> WHAT YOU HAVE TO DO
Retype the material in full, keeping every word the same.

> RECORDED INFORMATION
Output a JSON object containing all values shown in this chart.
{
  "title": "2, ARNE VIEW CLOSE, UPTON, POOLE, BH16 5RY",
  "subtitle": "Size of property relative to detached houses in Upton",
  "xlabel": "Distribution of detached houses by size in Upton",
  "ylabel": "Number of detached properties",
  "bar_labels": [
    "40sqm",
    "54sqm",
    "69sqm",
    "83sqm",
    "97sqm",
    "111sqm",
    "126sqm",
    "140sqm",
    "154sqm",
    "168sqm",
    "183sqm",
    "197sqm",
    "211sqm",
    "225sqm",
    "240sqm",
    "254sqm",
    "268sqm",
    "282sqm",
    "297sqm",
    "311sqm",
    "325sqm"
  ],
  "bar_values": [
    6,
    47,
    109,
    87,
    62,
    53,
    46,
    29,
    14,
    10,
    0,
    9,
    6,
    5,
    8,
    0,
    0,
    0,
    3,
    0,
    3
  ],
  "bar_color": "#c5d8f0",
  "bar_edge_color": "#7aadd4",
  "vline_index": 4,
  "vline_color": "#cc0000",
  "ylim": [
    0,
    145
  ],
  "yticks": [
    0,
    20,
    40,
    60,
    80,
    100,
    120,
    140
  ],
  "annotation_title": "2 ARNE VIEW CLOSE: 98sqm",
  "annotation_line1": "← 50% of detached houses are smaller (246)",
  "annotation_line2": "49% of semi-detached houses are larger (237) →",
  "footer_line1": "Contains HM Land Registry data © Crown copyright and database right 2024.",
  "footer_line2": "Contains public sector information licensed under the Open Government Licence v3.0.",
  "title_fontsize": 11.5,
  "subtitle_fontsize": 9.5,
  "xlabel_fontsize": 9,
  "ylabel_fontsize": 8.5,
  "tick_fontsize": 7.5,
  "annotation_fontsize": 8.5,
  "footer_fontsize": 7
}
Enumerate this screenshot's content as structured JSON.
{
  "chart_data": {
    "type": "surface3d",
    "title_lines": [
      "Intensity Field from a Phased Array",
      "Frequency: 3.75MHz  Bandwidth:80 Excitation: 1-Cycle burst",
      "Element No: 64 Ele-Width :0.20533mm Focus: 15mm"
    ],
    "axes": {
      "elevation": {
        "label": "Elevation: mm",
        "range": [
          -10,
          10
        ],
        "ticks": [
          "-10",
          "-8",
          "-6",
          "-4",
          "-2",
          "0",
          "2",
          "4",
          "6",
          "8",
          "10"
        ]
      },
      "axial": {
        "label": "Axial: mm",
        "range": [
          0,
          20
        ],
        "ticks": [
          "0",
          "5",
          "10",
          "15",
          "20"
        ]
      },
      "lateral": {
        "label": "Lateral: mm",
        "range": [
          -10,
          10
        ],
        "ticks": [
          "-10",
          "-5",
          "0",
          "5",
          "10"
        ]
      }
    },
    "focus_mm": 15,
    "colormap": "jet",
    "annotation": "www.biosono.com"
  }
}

> FULL RESPONSE
Output a JSON object containing all values shown in this chart.
{
  "title": "2, ARNE VIEW CLOSE, UPTON, POOLE, BH16 5RY",
  "subtitle": "Size of property relative to detached houses in Upton",
  "xlabel": "Distribution of detached houses by size in Upton",
  "ylabel": "Number of detached properties",
  "bar_labels": [
    "40sqm",
    "54sqm",
    "69sqm",
    "83sqm",
    "97sqm",
    "111sqm",
    "126sqm",
    "140sqm",
    "154sqm",
    "168sqm",
    "183sqm",
    "197sqm",
    "211sqm",
    "225sqm",
    "240sqm",
    "254sqm",
    "268sqm",
    "282sqm",
    "297sqm",
    "311sqm",
    "325sqm"
  ],
  "bar_values": [
    6,
    47,
    109,
    87,
    62,
    53,
    46,
    29,
    14,
    10,
    0,
    9,
    6,
    5,
    8,
    0,
    0,
    0,
    3,
    0,
    3
  ],
  "bar_color": "#c5d8f0",
  "bar_edge_color": "#7aadd4",
  "vline_index": 4,
  "vline_color": "#cc0000",
  "ylim": [
    0,
    145
  ],
  "yticks": [
    0,
    20,
    40,
    60,
    80,
    100,
    120,
    140
  ],
  "annotation_title": "2 ARNE VIEW CLOSE: 98sqm",
  "annotation_line1": "← 50% of detached houses are smaller (246)",
  "annotation_line2": "49% of semi-detached houses are larger (237) →",
  "footer_line1": "Contains HM Land Registry data © Crown copyright and database right 2024.",
  "footer_line2": "Contains public sector information licensed under the Open Government Licence v3.0.",
  "title_fontsize": 11.5,
  "subtitle_fontsize": 9.5,
  "xlabel_fontsize": 9,
  "ylabel_fontsize": 8.5,
  "tick_fontsize": 7.5,
  "annotation_fontsize": 8.5,
  "footer_fontsize": 7
}
Enumerate this screenshot's content as structured JSON.
{
  "chart_data": {
    "type": "surface3d",
    "title_lines": [
      "Intensity Field from a Phased Array",
      "Frequency: 3.75MHz  Bandwidth:80 Excitation: 1-Cycle burst",
      "Element No: 64 Ele-Width :0.20533mm Focus: 15mm"
    ],
    "axes": {
      "elevation": {
        "label": "Elevation: mm",
        "range": [
          -10,
          10
        ],
        "ticks": [
          "-10",
          "-8",
          "-6",
          "-4",
          "-2",
          "0",
          "2",
          "4",
          "6",
          "8",
          "10"
        ]
      },
      "axial": {
        "label": "Axial: mm",
        "range": [
          0,
          20
        ],
        "ticks": [
          "0",
          "5",
          "10",
          "15",
          "20"
        ]
      },
      "lateral": {
        "label": "Lateral: mm",
        "range": [
          -10,
          10
        ],
        "ticks": [
          "-10",
          "-5",
          "0",
          "5",
          "10"
        ]
      }
    },
    "focus_mm": 15,
    "colormap": "jet",
    "annotation": "www.biosono.com"
  }
}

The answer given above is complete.